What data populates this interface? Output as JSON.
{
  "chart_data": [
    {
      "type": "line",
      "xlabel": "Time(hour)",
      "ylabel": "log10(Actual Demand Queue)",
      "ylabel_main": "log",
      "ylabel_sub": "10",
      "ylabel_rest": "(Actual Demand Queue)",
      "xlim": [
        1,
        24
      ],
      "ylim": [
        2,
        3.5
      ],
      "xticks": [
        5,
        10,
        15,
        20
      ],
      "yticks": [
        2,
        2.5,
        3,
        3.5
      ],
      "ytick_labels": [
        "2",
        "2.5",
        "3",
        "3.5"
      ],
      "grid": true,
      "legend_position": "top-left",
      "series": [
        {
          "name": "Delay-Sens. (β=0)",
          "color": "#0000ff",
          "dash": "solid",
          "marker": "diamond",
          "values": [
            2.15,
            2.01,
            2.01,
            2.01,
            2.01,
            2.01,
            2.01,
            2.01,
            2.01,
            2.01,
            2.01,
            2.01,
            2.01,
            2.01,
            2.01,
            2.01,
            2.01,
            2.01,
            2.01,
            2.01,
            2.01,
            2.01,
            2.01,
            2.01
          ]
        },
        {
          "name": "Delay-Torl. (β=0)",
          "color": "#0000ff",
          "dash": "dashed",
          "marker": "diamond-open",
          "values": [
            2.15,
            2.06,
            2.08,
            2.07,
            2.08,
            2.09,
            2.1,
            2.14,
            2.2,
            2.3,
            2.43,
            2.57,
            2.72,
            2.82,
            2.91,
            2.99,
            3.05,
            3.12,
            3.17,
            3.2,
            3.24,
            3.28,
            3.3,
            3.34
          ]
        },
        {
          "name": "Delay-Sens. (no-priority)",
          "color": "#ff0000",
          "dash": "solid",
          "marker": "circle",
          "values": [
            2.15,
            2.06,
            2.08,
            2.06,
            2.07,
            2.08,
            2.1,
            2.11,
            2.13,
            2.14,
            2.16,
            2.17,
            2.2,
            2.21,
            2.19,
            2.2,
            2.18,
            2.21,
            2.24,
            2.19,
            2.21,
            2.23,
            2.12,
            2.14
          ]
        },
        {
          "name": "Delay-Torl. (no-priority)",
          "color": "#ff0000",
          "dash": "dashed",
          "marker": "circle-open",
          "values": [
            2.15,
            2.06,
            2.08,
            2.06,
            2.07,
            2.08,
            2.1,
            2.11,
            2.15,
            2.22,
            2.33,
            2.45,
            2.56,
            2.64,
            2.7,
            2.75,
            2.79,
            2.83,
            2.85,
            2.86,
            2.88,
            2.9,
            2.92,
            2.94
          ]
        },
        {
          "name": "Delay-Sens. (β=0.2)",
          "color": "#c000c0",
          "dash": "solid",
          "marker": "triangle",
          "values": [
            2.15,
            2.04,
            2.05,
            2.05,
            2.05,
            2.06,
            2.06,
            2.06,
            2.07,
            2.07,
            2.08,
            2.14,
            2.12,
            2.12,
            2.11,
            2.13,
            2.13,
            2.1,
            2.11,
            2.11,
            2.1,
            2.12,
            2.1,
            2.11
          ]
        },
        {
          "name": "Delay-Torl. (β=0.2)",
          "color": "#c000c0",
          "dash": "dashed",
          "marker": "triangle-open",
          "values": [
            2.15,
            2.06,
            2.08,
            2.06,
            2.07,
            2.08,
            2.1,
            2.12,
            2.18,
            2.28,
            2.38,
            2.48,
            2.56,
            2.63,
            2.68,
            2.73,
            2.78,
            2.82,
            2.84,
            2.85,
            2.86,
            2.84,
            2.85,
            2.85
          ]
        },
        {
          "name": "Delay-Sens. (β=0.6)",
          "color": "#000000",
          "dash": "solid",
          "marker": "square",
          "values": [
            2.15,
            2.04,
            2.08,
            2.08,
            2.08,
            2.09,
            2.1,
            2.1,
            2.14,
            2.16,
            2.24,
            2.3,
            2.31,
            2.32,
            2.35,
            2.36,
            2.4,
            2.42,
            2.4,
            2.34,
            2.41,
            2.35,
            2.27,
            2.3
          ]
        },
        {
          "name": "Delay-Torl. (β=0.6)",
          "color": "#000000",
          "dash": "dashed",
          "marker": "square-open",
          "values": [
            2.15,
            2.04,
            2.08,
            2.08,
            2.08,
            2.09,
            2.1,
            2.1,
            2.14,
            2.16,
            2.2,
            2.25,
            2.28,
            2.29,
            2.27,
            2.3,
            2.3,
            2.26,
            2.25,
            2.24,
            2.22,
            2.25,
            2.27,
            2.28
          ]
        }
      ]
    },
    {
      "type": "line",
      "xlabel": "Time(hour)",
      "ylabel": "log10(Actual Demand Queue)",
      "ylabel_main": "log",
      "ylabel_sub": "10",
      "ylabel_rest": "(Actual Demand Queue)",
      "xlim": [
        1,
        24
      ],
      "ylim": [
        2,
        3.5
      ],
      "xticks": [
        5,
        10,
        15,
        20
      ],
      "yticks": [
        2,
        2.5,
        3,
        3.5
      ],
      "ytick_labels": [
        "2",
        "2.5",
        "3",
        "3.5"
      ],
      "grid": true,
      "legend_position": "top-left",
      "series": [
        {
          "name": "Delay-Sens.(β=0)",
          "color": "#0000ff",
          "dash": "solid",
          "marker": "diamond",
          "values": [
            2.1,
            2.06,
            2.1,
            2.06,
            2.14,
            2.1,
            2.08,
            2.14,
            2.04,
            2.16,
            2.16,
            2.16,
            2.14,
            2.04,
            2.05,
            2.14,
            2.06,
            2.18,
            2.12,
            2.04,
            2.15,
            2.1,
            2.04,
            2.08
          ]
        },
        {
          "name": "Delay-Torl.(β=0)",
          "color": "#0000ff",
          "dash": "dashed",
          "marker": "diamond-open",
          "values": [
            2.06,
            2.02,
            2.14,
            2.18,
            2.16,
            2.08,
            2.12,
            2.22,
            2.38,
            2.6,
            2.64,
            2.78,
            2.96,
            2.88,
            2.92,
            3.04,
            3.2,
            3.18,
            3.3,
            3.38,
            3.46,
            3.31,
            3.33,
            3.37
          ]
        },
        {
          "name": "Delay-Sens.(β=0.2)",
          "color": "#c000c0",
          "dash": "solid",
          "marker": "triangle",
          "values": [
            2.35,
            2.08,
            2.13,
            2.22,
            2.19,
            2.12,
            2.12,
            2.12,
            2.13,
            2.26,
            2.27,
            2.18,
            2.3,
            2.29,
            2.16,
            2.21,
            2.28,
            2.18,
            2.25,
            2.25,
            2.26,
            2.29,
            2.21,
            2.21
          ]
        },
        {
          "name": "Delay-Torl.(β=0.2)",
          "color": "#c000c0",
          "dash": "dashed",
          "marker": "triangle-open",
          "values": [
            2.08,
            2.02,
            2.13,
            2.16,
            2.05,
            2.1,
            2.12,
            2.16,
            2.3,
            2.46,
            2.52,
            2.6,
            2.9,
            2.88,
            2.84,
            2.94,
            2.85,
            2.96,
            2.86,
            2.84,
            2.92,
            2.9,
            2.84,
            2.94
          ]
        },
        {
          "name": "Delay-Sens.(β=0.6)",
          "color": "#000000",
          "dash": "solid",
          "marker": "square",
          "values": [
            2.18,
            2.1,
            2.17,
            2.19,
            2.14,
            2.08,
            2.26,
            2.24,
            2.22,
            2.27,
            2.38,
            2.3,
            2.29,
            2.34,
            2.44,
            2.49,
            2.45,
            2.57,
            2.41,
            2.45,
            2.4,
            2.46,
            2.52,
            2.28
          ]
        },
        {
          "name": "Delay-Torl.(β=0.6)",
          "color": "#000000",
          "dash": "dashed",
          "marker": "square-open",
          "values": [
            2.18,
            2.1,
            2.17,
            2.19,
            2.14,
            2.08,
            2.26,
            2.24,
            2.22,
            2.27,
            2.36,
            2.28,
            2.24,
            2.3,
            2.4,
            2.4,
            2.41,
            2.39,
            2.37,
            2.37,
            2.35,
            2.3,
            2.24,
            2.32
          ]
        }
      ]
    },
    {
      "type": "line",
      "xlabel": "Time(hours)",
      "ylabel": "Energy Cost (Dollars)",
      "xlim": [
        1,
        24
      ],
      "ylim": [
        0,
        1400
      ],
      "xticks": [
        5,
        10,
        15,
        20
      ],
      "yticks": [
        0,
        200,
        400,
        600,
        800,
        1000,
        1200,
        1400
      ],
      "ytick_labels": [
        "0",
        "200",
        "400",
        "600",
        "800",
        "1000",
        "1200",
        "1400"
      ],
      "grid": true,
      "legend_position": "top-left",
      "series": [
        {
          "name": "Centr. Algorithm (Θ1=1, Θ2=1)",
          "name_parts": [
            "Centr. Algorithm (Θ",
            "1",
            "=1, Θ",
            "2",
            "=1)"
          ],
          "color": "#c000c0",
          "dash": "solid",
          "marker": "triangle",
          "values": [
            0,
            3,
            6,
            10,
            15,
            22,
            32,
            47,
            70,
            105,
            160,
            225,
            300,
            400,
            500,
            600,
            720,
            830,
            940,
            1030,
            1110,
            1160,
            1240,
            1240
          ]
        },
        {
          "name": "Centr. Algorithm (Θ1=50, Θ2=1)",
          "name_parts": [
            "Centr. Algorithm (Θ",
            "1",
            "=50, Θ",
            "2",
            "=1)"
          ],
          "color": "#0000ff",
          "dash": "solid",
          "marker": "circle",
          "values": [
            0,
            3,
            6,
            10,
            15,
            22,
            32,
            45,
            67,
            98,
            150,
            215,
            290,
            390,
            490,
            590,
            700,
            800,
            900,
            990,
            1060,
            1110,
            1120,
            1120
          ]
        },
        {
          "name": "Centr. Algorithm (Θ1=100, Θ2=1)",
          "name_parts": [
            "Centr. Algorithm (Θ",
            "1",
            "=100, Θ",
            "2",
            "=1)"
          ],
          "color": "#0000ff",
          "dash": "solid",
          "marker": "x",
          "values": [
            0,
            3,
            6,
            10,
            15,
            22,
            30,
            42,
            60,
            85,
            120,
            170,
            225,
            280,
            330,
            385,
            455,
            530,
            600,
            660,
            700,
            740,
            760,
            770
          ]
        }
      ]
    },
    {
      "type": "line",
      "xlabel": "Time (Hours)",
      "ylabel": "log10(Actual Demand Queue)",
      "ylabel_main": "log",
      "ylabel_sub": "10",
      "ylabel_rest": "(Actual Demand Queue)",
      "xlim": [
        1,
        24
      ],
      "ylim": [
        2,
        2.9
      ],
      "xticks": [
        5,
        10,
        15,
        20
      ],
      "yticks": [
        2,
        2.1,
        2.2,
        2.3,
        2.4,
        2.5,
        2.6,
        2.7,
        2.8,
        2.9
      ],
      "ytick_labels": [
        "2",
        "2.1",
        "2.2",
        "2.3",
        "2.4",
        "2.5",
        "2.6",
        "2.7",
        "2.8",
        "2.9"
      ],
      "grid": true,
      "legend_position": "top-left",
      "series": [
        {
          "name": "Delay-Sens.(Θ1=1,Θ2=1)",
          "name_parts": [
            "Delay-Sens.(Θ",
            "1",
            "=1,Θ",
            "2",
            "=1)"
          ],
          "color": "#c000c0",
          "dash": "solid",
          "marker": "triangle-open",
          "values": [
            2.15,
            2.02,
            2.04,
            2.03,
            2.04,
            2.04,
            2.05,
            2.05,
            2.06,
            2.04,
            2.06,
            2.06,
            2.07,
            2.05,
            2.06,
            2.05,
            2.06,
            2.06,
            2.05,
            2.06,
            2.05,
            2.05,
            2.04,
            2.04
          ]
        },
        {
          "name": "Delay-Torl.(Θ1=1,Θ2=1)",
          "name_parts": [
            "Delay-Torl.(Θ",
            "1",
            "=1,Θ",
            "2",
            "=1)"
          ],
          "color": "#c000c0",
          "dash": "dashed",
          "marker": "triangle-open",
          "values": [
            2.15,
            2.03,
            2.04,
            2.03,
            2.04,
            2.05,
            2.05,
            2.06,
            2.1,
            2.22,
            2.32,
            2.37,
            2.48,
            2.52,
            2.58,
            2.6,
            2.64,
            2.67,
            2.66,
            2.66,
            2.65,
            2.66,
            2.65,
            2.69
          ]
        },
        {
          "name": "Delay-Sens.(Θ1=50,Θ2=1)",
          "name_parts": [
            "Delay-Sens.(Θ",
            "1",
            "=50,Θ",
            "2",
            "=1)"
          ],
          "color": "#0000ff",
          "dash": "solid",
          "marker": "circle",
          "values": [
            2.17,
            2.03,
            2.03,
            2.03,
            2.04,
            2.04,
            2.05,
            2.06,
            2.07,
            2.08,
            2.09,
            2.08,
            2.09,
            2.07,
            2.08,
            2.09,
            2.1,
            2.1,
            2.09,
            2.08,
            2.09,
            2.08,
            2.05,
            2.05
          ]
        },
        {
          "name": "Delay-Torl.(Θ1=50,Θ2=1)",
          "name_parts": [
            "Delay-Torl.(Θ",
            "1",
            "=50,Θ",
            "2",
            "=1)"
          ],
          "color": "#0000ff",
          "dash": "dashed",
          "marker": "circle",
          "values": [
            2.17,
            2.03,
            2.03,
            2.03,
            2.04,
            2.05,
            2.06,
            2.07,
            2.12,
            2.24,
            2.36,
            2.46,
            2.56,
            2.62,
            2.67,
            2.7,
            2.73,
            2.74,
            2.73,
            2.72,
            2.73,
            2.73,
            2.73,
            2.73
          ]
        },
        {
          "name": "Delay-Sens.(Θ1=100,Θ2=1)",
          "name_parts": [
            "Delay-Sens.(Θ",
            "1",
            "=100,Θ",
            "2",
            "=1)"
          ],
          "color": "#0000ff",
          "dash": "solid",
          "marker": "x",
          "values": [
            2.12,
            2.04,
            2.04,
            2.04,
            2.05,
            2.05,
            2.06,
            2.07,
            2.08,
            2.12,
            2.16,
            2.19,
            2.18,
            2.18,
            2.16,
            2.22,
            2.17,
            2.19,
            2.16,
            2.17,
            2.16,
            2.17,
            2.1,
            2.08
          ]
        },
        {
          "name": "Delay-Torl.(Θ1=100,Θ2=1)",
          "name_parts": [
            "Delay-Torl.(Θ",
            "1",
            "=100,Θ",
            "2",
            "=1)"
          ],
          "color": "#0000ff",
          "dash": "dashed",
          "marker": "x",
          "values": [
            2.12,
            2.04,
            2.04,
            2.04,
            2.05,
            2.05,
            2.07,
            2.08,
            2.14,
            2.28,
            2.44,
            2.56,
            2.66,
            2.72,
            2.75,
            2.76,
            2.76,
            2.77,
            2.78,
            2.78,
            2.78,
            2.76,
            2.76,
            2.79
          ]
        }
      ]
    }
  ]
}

_Given request:_ Tally up the lines holding the word "xlabel" in the data above, and answer with that figure only.

_Correct output:_ 4